BRIEF — Take all the material and copy it exactly.

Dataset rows
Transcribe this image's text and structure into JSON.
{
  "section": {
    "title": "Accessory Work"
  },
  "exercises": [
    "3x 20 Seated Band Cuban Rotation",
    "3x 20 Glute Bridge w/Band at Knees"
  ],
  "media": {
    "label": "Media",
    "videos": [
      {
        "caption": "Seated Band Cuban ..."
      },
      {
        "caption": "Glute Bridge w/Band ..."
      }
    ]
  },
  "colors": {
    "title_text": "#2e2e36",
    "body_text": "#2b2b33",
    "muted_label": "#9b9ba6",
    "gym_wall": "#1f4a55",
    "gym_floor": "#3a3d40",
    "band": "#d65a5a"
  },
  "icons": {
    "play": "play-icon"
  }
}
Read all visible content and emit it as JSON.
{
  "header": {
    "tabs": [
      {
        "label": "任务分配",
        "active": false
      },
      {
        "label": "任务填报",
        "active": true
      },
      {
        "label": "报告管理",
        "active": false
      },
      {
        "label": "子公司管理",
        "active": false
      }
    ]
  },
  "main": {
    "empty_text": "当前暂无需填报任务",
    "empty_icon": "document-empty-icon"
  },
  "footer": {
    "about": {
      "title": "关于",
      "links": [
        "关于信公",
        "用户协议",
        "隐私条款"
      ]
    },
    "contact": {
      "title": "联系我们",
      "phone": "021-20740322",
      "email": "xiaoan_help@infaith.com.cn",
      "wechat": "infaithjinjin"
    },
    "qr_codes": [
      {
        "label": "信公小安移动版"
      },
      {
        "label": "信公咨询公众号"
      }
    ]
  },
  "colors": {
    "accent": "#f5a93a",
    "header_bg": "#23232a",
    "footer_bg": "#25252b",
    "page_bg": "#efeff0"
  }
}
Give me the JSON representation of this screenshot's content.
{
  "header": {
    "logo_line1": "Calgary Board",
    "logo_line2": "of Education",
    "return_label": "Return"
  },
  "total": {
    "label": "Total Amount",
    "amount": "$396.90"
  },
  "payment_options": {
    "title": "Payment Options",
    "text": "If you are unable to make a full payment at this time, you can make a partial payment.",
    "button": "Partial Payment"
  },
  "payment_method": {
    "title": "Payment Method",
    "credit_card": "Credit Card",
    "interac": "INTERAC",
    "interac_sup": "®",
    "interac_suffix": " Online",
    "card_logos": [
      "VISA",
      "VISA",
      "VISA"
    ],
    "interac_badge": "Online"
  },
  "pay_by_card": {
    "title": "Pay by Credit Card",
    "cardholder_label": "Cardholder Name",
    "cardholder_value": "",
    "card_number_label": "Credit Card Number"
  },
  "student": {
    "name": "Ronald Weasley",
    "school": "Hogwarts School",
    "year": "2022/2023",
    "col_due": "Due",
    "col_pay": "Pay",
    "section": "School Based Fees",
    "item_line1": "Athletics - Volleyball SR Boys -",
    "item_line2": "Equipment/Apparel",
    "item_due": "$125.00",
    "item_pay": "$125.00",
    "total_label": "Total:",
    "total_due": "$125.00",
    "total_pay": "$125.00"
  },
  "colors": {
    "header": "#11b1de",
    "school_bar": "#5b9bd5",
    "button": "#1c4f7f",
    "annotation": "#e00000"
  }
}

PROBLEM SOLUTION —
Transcribe this image's text and structure into JSON.
{
  "section": {
    "title": "Accessory Work"
  },
  "exercises": [
    "3x 20 Seated Band Cuban Rotation",
    "3x 20 Glute Bridge w/Band at Knees"
  ],
  "media": {
    "label": "Media",
    "videos": [
      {
        "caption": "Seated Band Cuban ..."
      },
      {
        "caption": "Glute Bridge w/Band ..."
      }
    ]
  },
  "colors": {
    "title_text": "#2e2e36",
    "body_text": "#2b2b33",
    "muted_label": "#9b9ba6",
    "gym_wall": "#1f4a55",
    "gym_floor": "#3a3d40",
    "band": "#d65a5a"
  },
  "icons": {
    "play": "play-icon"
  }
}
Read all visible content and emit it as JSON.
{
  "header": {
    "tabs": [
      {
        "label": "任务分配",
        "active": false
      },
      {
        "label": "任务填报",
        "active": true
      },
      {
        "label": "报告管理",
        "active": false
      },
      {
        "label": "子公司管理",
        "active": false
      }
    ]
  },
  "main": {
    "empty_text": "当前暂无需填报任务",
    "empty_icon": "document-empty-icon"
  },
  "footer": {
    "about": {
      "title": "关于",
      "links": [
        "关于信公",
        "用户协议",
        "隐私条款"
      ]
    },
    "contact": {
      "title": "联系我们",
      "phone": "021-20740322",
      "email": "xiaoan_help@infaith.com.cn",
      "wechat": "infaithjinjin"
    },
    "qr_codes": [
      {
        "label": "信公小安移动版"
      },
      {
        "label": "信公咨询公众号"
      }
    ]
  },
  "colors": {
    "accent": "#f5a93a",
    "header_bg": "#23232a",
    "footer_bg": "#25252b",
    "page_bg": "#efeff0"
  }
}
Give me the JSON representation of this screenshot's content.
{
  "header": {
    "logo_line1": "Calgary Board",
    "logo_line2": "of Education",
    "return_label": "Return"
  },
  "total": {
    "label": "Total Amount",
    "amount": "$396.90"
  },
  "payment_options": {
    "title": "Payment Options",
    "text": "If you are unable to make a full payment at this time, you can make a partial payment.",
    "button": "Partial Payment"
  },
  "payment_method": {
    "title": "Payment Method",
    "credit_card": "Credit Card",
    "interac": "INTERAC",
    "interac_sup": "®",
    "interac_suffix": " Online",
    "card_logos": [
      "VISA",
      "VISA",
      "VISA"
    ],
    "interac_badge": "Online"
  },
  "pay_by_card": {
    "title": "Pay by Credit Card",
    "cardholder_label": "Cardholder Name",
    "cardholder_value": "",
    "card_number_label": "Credit Card Number"
  },
  "student": {
    "name": "Ronald Weasley",
    "school": "Hogwarts School",
    "year": "2022/2023",
    "col_due": "Due",
    "col_pay": "Pay",
    "section": "School Based Fees",
    "item_line1": "Athletics - Volleyball SR Boys -",
    "item_line2": "Equipment/Apparel",
    "item_due": "$125.00",
    "item_pay": "$125.00",
    "total_label": "Total:",
    "total_due": "$125.00",
    "total_pay": "$125.00"
  },
  "colors": {
    "header": "#11b1de",
    "school_bar": "#5b9bd5",
    "button": "#1c4f7f",
    "annotation": "#e00000"
  }
}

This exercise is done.